▶ [Requirement] Nothing in the records may be dropped or altered when you repeat them.

(Dataset rows of page text)
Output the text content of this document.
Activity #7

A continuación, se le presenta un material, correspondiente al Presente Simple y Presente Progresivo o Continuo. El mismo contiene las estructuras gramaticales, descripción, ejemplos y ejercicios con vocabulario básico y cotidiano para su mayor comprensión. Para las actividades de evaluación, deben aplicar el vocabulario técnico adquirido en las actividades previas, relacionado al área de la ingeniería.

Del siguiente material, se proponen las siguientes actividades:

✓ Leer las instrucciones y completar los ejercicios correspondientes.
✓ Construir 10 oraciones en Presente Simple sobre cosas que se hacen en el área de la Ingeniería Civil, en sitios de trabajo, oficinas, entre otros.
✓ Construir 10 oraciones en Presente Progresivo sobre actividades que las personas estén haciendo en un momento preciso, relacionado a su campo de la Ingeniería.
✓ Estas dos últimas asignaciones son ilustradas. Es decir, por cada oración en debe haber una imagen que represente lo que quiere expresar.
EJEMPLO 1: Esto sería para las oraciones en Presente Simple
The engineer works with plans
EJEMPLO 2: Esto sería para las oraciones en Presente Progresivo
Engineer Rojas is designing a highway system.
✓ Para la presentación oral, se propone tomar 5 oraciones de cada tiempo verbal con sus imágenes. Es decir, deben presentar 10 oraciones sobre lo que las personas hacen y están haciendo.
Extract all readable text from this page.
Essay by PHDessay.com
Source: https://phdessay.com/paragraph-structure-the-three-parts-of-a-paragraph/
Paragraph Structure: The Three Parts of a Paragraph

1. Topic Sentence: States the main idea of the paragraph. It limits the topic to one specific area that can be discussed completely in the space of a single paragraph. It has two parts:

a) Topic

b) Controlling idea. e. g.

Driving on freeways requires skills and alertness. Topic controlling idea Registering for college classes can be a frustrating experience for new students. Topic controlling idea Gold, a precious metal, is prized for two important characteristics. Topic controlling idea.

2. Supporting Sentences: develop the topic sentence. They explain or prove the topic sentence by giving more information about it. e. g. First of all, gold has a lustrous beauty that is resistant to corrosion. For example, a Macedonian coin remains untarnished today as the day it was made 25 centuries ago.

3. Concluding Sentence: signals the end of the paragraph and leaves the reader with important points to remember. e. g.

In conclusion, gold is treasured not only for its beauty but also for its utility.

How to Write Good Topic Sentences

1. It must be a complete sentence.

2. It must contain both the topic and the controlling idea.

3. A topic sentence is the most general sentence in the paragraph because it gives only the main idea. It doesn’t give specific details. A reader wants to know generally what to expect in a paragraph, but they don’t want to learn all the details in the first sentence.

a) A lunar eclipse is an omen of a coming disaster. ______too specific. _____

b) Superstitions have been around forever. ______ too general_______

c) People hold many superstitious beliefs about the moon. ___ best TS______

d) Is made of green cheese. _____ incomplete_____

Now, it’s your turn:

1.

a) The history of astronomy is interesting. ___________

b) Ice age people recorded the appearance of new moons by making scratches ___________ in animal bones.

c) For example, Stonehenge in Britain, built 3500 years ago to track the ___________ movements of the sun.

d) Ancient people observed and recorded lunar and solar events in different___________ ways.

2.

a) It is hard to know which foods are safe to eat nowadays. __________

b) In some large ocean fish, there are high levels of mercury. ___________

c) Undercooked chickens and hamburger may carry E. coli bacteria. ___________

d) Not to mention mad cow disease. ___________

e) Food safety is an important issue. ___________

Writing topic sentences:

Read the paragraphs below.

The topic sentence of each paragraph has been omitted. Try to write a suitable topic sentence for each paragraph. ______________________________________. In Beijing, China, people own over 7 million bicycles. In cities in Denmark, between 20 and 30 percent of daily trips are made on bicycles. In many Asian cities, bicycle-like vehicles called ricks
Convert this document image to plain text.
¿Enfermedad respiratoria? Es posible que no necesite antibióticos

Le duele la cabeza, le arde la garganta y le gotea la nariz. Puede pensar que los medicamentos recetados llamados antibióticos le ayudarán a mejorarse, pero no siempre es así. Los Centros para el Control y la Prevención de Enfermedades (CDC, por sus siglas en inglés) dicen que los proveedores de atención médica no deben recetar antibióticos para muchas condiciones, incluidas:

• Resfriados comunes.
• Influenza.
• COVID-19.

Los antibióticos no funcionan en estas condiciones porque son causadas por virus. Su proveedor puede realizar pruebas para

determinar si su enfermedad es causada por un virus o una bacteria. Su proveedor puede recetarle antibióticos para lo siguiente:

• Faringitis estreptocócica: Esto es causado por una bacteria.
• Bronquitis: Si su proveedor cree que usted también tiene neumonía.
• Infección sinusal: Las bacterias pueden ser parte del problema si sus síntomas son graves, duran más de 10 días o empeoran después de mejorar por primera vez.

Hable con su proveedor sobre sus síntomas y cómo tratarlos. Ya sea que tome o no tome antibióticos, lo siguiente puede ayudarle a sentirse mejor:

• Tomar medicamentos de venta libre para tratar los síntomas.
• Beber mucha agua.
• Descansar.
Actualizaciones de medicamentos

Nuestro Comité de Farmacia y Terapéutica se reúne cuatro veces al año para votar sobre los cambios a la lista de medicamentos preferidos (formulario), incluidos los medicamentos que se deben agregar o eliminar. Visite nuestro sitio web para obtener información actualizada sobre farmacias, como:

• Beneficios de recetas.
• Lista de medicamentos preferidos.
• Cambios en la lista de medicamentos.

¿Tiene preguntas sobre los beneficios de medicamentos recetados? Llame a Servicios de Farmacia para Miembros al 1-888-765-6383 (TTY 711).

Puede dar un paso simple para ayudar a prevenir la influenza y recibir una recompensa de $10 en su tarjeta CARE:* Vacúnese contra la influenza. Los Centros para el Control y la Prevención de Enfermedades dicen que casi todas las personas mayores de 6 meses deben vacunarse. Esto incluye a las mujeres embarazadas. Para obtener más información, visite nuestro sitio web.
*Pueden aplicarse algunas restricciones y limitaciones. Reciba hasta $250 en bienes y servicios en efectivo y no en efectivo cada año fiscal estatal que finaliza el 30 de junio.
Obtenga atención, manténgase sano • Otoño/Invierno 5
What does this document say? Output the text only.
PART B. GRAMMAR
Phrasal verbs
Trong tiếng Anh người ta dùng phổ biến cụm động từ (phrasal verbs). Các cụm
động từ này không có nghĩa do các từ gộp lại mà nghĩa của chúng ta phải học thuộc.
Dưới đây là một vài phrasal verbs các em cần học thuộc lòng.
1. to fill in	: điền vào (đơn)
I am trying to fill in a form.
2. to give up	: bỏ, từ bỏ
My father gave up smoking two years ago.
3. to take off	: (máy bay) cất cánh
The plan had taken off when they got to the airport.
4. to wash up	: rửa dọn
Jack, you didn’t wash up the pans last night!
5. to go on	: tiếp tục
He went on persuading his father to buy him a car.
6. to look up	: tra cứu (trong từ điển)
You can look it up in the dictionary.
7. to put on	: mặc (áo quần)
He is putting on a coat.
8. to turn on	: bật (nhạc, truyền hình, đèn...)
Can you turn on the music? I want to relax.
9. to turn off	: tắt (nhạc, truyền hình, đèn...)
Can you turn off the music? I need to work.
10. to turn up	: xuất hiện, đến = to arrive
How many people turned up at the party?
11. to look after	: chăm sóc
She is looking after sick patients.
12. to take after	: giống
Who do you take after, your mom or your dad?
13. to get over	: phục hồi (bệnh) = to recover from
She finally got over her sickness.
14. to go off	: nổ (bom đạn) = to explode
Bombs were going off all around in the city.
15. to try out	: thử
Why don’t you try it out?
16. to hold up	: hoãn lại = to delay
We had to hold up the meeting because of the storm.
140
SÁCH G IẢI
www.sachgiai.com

▶ [Task result]
Output the text content of this document.
Activity #7

A continuación, se le presenta un material, correspondiente al Presente Simple y Presente Progresivo o Continuo. El mismo contiene las estructuras gramaticales, descripción, ejemplos y ejercicios con vocabulario básico y cotidiano para su mayor comprensión. Para las actividades de evaluación, deben aplicar el vocabulario técnico adquirido en las actividades previas, relacionado al área de la ingeniería.

Del siguiente material, se proponen las siguientes actividades:

✓ Leer las instrucciones y completar los ejercicios correspondientes.
✓ Construir 10 oraciones en Presente Simple sobre cosas que se hacen en el área de la Ingeniería Civil, en sitios de trabajo, oficinas, entre otros.
✓ Construir 10 oraciones en Presente Progresivo sobre actividades que las personas estén haciendo en un momento preciso, relacionado a su campo de la Ingeniería.
✓ Estas dos últimas asignaciones son ilustradas. Es decir, por cada oración en debe haber una imagen que represente lo que quiere expresar.
EJEMPLO 1: Esto sería para las oraciones en Presente Simple
The engineer works with plans
EJEMPLO 2: Esto sería para las oraciones en Presente Progresivo
Engineer Rojas is designing a highway system.
✓ Para la presentación oral, se propone tomar 5 oraciones de cada tiempo verbal con sus imágenes. Es decir, deben presentar 10 oraciones sobre lo que las personas hacen y están haciendo.
Extract all readable text from this page.
Essay by PHDessay.com
Source: https://phdessay.com/paragraph-structure-the-three-parts-of-a-paragraph/
Paragraph Structure: The Three Parts of a Paragraph

1. Topic Sentence: States the main idea of the paragraph. It limits the topic to one specific area that can be discussed completely in the space of a single paragraph. It has two parts:

a) Topic

b) Controlling idea. e. g.

Driving on freeways requires skills and alertness. Topic controlling idea Registering for college classes can be a frustrating experience for new students. Topic controlling idea Gold, a precious metal, is prized for two important characteristics. Topic controlling idea.

2. Supporting Sentences: develop the topic sentence. They explain or prove the topic sentence by giving more information about it. e. g. First of all, gold has a lustrous beauty that is resistant to corrosion. For example, a Macedonian coin remains untarnished today as the day it was made 25 centuries ago.

3. Concluding Sentence: signals the end of the paragraph and leaves the reader with important points to remember. e. g.

In conclusion, gold is treasured not only for its beauty but also for its utility.

How to Write Good Topic Sentences

1. It must be a complete sentence.

2. It must contain both the topic and the controlling idea.

3. A topic sentence is the most general sentence in the paragraph because it gives only the main idea. It doesn’t give specific details. A reader wants to know generally what to expect in a paragraph, but they don’t want to learn all the details in the first sentence.

a) A lunar eclipse is an omen of a coming disaster. ______too specific. _____

b) Superstitions have been around forever. ______ too general_______

c) People hold many superstitious beliefs about the moon. ___ best TS______

d) Is made of green cheese. _____ incomplete_____

Now, it’s your turn:

1.

a) The history of astronomy is interesting. ___________

b) Ice age people recorded the appearance of new moons by making scratches ___________ in animal bones.

c) For example, Stonehenge in Britain, built 3500 years ago to track the ___________ movements of the sun.

d) Ancient people observed and recorded lunar and solar events in different___________ ways.

2.

a) It is hard to know which foods are safe to eat nowadays. __________

b) In some large ocean fish, there are high levels of mercury. ___________

c) Undercooked chickens and hamburger may carry E. coli bacteria. ___________

d) Not to mention mad cow disease. ___________

e) Food safety is an important issue. ___________

Writing topic sentences:

Read the paragraphs below.

The topic sentence of each paragraph has been omitted. Try to write a suitable topic sentence for each paragraph. ______________________________________. In Beijing, China, people own over 7 million bicycles. In cities in Denmark, between 20 and 30 percent of daily trips are made on bicycles. In many Asian cities, bicycle-like vehicles called ricks
Convert this document image to plain text.
¿Enfermedad respiratoria? Es posible que no necesite antibióticos

Le duele la cabeza, le arde la garganta y le gotea la nariz. Puede pensar que los medicamentos recetados llamados antibióticos le ayudarán a mejorarse, pero no siempre es así. Los Centros para el Control y la Prevención de Enfermedades (CDC, por sus siglas en inglés) dicen que los proveedores de atención médica no deben recetar antibióticos para muchas condiciones, incluidas:

• Resfriados comunes.
• Influenza.
• COVID-19.

Los antibióticos no funcionan en estas condiciones porque son causadas por virus. Su proveedor puede realizar pruebas para

determinar si su enfermedad es causada por un virus o una bacteria. Su proveedor puede recetarle antibióticos para lo siguiente:

• Faringitis estreptocócica: Esto es causado por una bacteria.
• Bronquitis: Si su proveedor cree que usted también tiene neumonía.
• Infección sinusal: Las bacterias pueden ser parte del problema si sus síntomas son graves, duran más de 10 días o empeoran después de mejorar por primera vez.

Hable con su proveedor sobre sus síntomas y cómo tratarlos. Ya sea que tome o no tome antibióticos, lo siguiente puede ayudarle a sentirse mejor:

• Tomar medicamentos de venta libre para tratar los síntomas.
• Beber mucha agua.
• Descansar.
Actualizaciones de medicamentos

Nuestro Comité de Farmacia y Terapéutica se reúne cuatro veces al año para votar sobre los cambios a la lista de medicamentos preferidos (formulario), incluidos los medicamentos que se deben agregar o eliminar. Visite nuestro sitio web para obtener información actualizada sobre farmacias, como:

• Beneficios de recetas.
• Lista de medicamentos preferidos.
• Cambios en la lista de medicamentos.

¿Tiene preguntas sobre los beneficios de medicamentos recetados? Llame a Servicios de Farmacia para Miembros al 1-888-765-6383 (TTY 711).

Puede dar un paso simple para ayudar a prevenir la influenza y recibir una recompensa de $10 en su tarjeta CARE:* Vacúnese contra la influenza. Los Centros para el Control y la Prevención de Enfermedades dicen que casi todas las personas mayores de 6 meses deben vacunarse. Esto incluye a las mujeres embarazadas. Para obtener más información, visite nuestro sitio web.
*Pueden aplicarse algunas restricciones y limitaciones. Reciba hasta $250 en bienes y servicios en efectivo y no en efectivo cada año fiscal estatal que finaliza el 30 de junio.
Obtenga atención, manténgase sano • Otoño/Invierno 5
What does this document say? Output the text only.
PART B. GRAMMAR
Phrasal verbs
Trong tiếng Anh người ta dùng phổ biến cụm động từ (phrasal verbs). Các cụm
động từ này không có nghĩa do các từ gộp lại mà nghĩa của chúng ta phải học thuộc.
Dưới đây là một vài phrasal verbs các em cần học thuộc lòng.
1. to fill in	: điền vào (đơn)
I am trying to fill in a form.
2. to give up	: bỏ, từ bỏ
My father gave up smoking two years ago.
3. to take off	: (máy bay) cất cánh
The plan had taken off when they got to the airport.
4. to wash up	: rửa dọn
Jack, you didn’t wash up the pans last night!
5. to go on	: tiếp tục
He went on persuading his father to buy him a car.
6. to look up	: tra cứu (trong từ điển)
You can look it up in the dictionary.
7. to put on	: mặc (áo quần)
He is putting on a coat.
8. to turn on	: bật (nhạc, truyền hình, đèn...)
Can you turn on the music? I want to relax.
9. to turn off	: tắt (nhạc, truyền hình, đèn...)
Can you turn off the music? I need to work.
10. to turn up	: xuất hiện, đến = to arrive
How many people turned up at the party?
11. to look after	: chăm sóc
She is looking after sick patients.
12. to take after	: giống
Who do you take after, your mom or your dad?
13. to get over	: phục hồi (bệnh) = to recover from
She finally got over her sickness.
14. to go off	: nổ (bom đạn) = to explode
Bombs were going off all around in the city.
15. to try out	: thử
Why don’t you try it out?
16. to hold up	: hoãn lại = to delay
We had to hold up the meeting because of the storm.
140
SÁCH G IẢI
www.sachgiai.com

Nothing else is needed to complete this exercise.